> Excerpted text
Even with the manufacturer extended warranty there is an option to choose for the length of coverage, something like three, five or seven years. Never buy a car unless you are going to keep it over four years. If you do keep it for over four years, how many additional years do you plan to keep it for? With the recession people were keeping their car for ten to eleven years, which was a record. When the economy improved people realized new cars were safer and had better gas mileage. I don't know the new average, however its always been rare to have a car ten years. I got the seven year extended warranty and kept my SUV for almost eleven years until I spent too much to keep it and realized how bad the MPG was. I got my extended online from a dealer out of state I had not done business with. It was legit, I don't know if they are still doing that.


----------



## maui (Dec 22, 2015)

5 Star Guy said:


> Even with the manufacturer extended warranty there is an option to choose for the length of coverage, something like three, five or seven years. Never buy a car unless you are going to keep it over four years. If you do keep it for over four years, how many additional years do you plan to keep it for? With the recession people were keeping their car for ten to eleven years, which was a record. When the economy improved people realized new cars were safer and had better gas mileage. I don't know the new average, however its always been rare to have a car ten years. I got the seven year extended warranty and kept my SUV for almost eleven years until I spent too much to keep it and realized how bad the MPG was. I got my extended online from a dealer out of state I had not done business with. It was legit, I don't know if they are still doing that.


Not sure if I am reading your post wrong, but the average age of a vehicle on the road has been increasing.

There have been a large number of new car sales, bit in 1995, average car was 8.4 years, and today it is 11.

This is from Polk.

In 2014, Average age was 11.4 years
2011 was 11.1
2008 was 10.8

it is projected that 12+ yr old vehicles will increase by 15% by 2019

Regarding warranty, the biggest factor is useage - light mileage, you want more year, heavy driving, you want more miles.

I also got my warranty out of state. Most people don't realize you can price shop this as well


----------



## Walkersm (Apr 15, 2014)

Some things to think about when shopping for an extended warranty:

Deductibles - YOU can negotiate the deductible on the contract and pay careful attention to the language it uses. Does it says a $100 deductible per visit or per Repair? Here's how that gets expensive. You got a steering issue, an oil leak and a check engine light so you take it into the mechanic. You are only going to have to pay $100 to get all this fixed right? Wrong. You may have to pay $300 for three distinct problems.

Items covered - Unless you know a lot about cars this is where they usually get you. They like to exclude a many items as possible from being covered. So they may say the exhaust is not covered. You think "fine, nothing ever goes wrong with the exhaust" But one component of the exhaust the catalytic converter if gone bad may total out your car as they can be upwards of $1500.00. They also like to exclude "normal wear" items and they can determine many items are "normal wear" and it''s hard for the repair facility to fight them on it.

> To be done
1. Copy the passage from the car warranty discussion word for word, starting with "Regarding warranty, the" and going on through "three distinct problems.".
2. Reproduce these lines of the records exactly, starting with the line with "most 100 elements." and going on through the line with "point-false xyxy=(286,186,289,190)".

> Records for this task
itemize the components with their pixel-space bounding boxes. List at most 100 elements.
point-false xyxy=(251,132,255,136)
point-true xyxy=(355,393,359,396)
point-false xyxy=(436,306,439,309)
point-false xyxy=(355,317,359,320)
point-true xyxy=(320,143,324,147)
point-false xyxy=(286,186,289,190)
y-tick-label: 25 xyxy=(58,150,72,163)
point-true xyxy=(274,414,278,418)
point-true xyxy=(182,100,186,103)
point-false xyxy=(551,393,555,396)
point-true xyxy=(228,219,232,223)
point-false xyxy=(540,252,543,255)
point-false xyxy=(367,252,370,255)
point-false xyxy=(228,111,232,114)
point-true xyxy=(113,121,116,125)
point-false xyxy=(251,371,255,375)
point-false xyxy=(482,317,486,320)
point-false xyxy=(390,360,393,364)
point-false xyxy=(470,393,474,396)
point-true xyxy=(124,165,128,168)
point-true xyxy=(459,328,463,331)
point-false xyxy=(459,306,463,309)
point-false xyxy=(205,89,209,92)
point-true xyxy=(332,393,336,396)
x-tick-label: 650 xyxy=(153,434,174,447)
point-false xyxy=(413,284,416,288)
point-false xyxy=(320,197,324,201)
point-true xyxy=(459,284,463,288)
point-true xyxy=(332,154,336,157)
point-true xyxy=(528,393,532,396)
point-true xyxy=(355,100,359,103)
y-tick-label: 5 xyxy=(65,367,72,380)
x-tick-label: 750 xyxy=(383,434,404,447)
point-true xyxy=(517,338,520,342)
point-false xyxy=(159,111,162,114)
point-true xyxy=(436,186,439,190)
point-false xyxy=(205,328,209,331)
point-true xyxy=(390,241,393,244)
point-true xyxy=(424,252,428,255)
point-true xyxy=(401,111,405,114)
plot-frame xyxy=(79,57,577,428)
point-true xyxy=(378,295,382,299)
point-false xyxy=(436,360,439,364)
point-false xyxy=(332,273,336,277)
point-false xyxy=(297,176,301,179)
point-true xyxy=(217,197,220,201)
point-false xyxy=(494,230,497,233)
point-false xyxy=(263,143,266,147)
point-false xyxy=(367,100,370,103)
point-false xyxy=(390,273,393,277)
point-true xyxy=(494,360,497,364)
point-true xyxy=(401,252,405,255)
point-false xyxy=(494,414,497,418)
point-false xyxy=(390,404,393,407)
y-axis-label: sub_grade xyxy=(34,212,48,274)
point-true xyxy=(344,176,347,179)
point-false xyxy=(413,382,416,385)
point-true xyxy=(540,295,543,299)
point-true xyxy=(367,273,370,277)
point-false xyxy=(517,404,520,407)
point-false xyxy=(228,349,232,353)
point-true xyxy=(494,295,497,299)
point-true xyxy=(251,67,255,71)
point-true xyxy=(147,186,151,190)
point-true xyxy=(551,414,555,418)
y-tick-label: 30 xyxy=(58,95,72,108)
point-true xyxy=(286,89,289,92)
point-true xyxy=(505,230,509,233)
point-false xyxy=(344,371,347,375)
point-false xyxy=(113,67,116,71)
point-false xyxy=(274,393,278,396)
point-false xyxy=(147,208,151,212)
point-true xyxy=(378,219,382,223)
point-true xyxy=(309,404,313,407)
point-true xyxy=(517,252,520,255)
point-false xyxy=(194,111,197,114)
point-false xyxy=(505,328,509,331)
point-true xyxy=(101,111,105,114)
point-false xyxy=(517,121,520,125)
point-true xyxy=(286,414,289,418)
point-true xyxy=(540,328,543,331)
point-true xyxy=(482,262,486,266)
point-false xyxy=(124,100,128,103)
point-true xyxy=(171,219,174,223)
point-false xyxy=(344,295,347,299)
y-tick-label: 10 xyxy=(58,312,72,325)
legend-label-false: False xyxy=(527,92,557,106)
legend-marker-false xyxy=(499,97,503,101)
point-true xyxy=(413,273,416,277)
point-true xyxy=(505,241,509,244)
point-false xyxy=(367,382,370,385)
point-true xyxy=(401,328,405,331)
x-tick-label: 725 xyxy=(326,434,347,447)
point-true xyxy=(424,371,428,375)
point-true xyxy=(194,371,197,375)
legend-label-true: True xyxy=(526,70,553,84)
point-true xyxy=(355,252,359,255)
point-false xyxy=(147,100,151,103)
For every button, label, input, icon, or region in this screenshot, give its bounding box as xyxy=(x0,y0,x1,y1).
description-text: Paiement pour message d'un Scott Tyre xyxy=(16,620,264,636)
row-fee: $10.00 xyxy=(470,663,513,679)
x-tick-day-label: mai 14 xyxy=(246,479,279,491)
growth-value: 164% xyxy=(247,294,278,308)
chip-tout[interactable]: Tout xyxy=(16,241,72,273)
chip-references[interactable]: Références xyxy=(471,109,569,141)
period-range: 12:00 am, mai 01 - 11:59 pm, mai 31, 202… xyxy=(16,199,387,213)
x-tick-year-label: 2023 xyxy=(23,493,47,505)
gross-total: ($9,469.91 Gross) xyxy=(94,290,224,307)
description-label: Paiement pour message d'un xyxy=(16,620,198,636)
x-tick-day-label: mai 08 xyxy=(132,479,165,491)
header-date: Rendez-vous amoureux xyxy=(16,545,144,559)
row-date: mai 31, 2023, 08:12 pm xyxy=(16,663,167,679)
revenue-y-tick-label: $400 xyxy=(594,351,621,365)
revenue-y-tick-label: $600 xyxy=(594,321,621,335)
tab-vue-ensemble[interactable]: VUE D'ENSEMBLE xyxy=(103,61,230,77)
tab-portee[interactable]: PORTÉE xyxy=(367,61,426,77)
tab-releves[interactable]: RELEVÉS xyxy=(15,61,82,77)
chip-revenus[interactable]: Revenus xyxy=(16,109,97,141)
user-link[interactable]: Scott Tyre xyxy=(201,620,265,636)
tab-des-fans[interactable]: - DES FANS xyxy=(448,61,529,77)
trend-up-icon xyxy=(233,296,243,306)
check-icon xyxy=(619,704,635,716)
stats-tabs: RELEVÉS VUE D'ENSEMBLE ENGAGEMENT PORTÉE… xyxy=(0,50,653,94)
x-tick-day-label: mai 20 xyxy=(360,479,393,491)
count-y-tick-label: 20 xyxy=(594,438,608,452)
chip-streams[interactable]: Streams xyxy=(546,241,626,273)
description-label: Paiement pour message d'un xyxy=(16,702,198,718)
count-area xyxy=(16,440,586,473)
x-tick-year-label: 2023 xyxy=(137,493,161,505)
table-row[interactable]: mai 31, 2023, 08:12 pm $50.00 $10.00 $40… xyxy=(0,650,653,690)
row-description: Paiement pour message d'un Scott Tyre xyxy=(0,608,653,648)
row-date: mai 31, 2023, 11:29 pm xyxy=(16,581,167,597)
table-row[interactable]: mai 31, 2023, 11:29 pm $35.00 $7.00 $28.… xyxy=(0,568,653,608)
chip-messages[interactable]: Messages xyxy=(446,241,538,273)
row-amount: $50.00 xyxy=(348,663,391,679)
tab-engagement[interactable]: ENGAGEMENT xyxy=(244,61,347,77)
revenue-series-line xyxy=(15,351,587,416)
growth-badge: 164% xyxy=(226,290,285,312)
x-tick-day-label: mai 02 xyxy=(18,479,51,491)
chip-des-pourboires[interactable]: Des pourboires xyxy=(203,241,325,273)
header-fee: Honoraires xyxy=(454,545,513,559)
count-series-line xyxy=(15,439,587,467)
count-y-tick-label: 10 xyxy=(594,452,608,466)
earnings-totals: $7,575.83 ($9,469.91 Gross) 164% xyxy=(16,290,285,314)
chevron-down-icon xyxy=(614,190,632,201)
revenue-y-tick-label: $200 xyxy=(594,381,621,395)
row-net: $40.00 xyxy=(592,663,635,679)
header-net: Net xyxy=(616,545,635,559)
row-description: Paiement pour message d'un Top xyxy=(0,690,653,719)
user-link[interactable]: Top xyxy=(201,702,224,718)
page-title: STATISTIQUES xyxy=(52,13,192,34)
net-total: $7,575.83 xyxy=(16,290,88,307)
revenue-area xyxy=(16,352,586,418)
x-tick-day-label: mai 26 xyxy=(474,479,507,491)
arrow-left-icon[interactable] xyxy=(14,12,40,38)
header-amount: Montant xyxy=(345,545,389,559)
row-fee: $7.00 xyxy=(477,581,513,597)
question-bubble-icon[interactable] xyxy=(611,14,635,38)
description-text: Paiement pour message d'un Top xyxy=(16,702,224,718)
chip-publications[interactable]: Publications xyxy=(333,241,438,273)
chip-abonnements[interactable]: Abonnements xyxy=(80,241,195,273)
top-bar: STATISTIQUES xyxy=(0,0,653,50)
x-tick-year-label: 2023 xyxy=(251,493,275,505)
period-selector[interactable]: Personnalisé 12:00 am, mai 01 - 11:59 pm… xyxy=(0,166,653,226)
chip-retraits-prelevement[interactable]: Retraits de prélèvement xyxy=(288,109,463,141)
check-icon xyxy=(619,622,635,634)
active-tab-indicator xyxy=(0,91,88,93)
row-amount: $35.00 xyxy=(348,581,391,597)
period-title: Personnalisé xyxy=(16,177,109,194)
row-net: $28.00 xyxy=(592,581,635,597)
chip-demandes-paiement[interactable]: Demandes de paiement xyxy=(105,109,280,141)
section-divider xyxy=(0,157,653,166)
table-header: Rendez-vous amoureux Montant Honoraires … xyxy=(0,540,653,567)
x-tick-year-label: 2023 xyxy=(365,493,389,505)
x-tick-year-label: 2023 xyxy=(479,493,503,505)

--

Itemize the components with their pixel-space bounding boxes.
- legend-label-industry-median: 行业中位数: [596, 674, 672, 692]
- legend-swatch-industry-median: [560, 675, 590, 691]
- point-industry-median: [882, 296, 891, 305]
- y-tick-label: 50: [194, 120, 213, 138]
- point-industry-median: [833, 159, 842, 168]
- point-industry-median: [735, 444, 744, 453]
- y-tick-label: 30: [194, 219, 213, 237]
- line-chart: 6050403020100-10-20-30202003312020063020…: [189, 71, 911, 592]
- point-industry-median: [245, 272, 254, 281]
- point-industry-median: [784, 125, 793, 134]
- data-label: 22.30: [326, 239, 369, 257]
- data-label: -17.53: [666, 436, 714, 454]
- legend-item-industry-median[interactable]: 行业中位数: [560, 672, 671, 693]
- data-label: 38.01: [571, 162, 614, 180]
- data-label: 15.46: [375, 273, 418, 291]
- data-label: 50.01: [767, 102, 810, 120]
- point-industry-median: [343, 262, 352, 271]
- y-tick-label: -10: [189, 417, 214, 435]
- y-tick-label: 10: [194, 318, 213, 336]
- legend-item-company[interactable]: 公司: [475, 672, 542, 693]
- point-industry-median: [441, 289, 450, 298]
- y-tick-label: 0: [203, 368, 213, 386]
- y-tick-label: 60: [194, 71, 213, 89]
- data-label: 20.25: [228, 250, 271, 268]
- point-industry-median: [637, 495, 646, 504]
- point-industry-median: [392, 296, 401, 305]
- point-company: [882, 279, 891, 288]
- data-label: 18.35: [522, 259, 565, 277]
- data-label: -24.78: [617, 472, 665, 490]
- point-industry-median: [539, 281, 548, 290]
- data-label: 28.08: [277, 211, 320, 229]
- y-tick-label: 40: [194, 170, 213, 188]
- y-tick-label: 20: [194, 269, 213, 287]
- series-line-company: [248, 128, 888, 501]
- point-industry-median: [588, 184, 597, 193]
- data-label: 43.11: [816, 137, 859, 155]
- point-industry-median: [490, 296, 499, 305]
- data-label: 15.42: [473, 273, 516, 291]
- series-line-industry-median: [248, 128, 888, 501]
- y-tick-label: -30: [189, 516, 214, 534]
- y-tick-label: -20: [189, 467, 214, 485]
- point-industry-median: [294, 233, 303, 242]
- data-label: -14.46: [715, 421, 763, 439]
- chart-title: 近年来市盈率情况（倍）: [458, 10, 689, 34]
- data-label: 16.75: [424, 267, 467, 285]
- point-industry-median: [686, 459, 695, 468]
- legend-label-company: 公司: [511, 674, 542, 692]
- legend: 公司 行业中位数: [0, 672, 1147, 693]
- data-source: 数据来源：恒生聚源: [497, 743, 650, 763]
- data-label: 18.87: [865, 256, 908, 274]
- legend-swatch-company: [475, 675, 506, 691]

> Solutions below
1.
Regarding warranty, the biggest factor is useage - light mileage, you want more year, heavy driving, you want more miles.

I also got my warranty out of state. Most people don't realize you can price shop this as well


----------



## Walkersm (Apr 15, 2014)

Some things to think about when shopping for an extended warranty:

Deductibles - YOU can negotiate the deductible on the contract and pay careful attention to the language it uses. Does it says a $100 deductible per visit or per Repair? Here's how that gets expensive. You got a steering issue, an oil leak and a check engine light so you take it into the mechanic. You are only going to have to pay $100 to get all this fixed right? Wrong. You may have to pay $300 for three distinct problems.

2.
itemize the components with their pixel-space bounding boxes. List at most 100 elements.
point-false xyxy=(251,132,255,136)
point-true xyxy=(355,393,359,396)
point-false xyxy=(436,306,439,309)
point-false xyxy=(355,317,359,320)
point-true xyxy=(320,143,324,147)
point-false xyxy=(286,186,289,190)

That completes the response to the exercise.